**Given instruction**: From the items below, copy every line that contains the string "width". Case counts.

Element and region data
####################
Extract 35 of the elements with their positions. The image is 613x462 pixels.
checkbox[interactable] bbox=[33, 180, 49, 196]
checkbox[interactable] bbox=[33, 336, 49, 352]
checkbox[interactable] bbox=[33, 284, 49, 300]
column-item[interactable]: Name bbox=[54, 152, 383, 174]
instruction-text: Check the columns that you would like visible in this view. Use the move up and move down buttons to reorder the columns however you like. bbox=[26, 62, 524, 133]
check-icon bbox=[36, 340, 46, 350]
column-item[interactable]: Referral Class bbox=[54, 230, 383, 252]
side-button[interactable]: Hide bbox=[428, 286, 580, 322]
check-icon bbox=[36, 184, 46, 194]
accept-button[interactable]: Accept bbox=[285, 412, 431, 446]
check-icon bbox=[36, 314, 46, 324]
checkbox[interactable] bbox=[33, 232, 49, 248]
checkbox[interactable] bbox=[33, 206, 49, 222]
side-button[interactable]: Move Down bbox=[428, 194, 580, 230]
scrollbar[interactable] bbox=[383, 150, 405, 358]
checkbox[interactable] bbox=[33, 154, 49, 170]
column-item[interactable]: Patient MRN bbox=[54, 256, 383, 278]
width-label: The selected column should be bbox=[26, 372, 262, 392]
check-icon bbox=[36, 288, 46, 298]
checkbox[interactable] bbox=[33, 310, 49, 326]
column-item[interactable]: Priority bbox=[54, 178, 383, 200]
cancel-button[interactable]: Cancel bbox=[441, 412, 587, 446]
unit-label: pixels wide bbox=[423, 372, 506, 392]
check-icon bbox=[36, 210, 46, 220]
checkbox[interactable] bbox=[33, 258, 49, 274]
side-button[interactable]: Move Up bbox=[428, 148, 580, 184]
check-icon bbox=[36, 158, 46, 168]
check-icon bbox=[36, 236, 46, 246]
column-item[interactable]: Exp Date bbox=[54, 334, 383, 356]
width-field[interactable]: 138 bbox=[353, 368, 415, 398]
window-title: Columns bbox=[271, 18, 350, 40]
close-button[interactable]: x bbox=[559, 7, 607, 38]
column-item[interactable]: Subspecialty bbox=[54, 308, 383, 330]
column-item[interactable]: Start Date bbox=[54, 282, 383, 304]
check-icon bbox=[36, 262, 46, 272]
####################
**Solution for this task**:
width-label: The selected column should be bbox=[26, 372, 262, 392]
width-field[interactable]: 138 bbox=[353, 368, 415, 398]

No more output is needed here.